Restate every line of the material, word for word.

Saved entries
━━━━━━━━━━━━━━━━━━━━━━━━━━━━━━

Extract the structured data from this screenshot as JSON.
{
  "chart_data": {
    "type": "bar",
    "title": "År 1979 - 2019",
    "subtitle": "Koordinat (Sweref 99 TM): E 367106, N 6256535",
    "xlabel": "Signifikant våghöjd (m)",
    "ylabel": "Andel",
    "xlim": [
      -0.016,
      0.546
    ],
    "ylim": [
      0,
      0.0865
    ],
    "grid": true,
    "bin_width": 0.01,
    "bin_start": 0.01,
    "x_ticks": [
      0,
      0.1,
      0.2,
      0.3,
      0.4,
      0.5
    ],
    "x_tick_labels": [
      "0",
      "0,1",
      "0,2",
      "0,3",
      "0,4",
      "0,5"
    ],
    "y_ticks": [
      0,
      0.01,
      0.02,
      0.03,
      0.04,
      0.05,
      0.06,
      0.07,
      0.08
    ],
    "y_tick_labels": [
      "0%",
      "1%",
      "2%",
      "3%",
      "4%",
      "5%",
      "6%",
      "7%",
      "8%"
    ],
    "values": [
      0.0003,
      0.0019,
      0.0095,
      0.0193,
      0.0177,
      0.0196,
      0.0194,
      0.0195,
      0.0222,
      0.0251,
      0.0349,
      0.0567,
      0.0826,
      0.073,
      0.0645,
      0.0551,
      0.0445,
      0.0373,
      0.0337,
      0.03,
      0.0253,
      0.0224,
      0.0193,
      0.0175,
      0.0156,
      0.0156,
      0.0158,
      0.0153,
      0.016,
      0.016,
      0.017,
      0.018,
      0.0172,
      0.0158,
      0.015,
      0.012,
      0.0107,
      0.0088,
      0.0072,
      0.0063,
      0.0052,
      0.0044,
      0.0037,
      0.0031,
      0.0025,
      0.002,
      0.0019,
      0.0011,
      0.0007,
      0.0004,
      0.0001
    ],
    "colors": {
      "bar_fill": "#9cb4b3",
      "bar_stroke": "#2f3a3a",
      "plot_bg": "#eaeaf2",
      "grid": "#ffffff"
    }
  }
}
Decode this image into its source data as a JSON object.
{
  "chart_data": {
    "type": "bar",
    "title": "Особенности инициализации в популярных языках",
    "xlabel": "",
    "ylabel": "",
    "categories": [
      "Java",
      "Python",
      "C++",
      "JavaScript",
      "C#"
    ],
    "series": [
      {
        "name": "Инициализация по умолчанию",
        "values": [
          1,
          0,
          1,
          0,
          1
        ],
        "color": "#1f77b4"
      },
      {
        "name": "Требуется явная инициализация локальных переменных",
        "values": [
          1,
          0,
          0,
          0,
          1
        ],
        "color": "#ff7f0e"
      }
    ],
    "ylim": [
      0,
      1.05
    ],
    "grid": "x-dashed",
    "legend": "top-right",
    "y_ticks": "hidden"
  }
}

━━━━━━━━━━━━━━━━━━━━━━━━━━━━━━

Answer to this exercise:
Extract the structured data from this screenshot as JSON.
{
  "chart_data": {
    "type": "bar",
    "title": "År 1979 - 2019",
    "subtitle": "Koordinat (Sweref 99 TM): E 367106, N 6256535",
    "xlabel": "Signifikant våghöjd (m)",
    "ylabel": "Andel",
    "xlim": [
      -0.016,
      0.546
    ],
    "ylim": [
      0,
      0.0865
    ],
    "grid": true,
    "bin_width": 0.01,
    "bin_start": 0.01,
    "x_ticks": [
      0,
      0.1,
      0.2,
      0.3,
      0.4,
      0.5
    ],
    "x_tick_labels": [
      "0",
      "0,1",
      "0,2",
      "0,3",
      "0,4",
      "0,5"
    ],
    "y_ticks": [
      0,
      0.01,
      0.02,
      0.03,
      0.04,
      0.05,
      0.06,
      0.07,
      0.08
    ],
    "y_tick_labels": [
      "0%",
      "1%",
      "2%",
      "3%",
      "4%",
      "5%",
      "6%",
      "7%",
      "8%"
    ],
    "values": [
      0.0003,
      0.0019,
      0.0095,
      0.0193,
      0.0177,
      0.0196,
      0.0194,
      0.0195,
      0.0222,
      0.0251,
      0.0349,
      0.0567,
      0.0826,
      0.073,
      0.0645,
      0.0551,
      0.0445,
      0.0373,
      0.0337,
      0.03,
      0.0253,
      0.0224,
      0.0193,
      0.0175,
      0.0156,
      0.0156,
      0.0158,
      0.0153,
      0.016,
      0.016,
      0.017,
      0.018,
      0.0172,
      0.0158,
      0.015,
      0.012,
      0.0107,
      0.0088,
      0.0072,
      0.0063,
      0.0052,
      0.0044,
      0.0037,
      0.0031,
      0.0025,
      0.002,
      0.0019,
      0.0011,
      0.0007,
      0.0004,
      0.0001
    ],
    "colors": {
      "bar_fill": "#9cb4b3",
      "bar_stroke": "#2f3a3a",
      "plot_bg": "#eaeaf2",
      "grid": "#ffffff"
    }
  }
}
Decode this image into its source data as a JSON object.
{
  "chart_data": {
    "type": "bar",
    "title": "Особенности инициализации в популярных языках",
    "xlabel": "",
    "ylabel": "",
    "categories": [
      "Java",
      "Python",
      "C++",
      "JavaScript",
      "C#"
    ],
    "series": [
      {
        "name": "Инициализация по умолчанию",
        "values": [
          1,
          0,
          1,
          0,
          1
        ],
        "color": "#1f77b4"
      },
      {
        "name": "Требуется явная инициализация локальных переменных",
        "values": [
          1,
          0,
          0,
          0,
          1
        ],
        "color": "#ff7f0e"
      }
    ],
    "ylim": [
      0,
      1.05
    ],
    "grid": "x-dashed",
    "legend": "top-right",
    "y_ticks": "hidden"
  }
}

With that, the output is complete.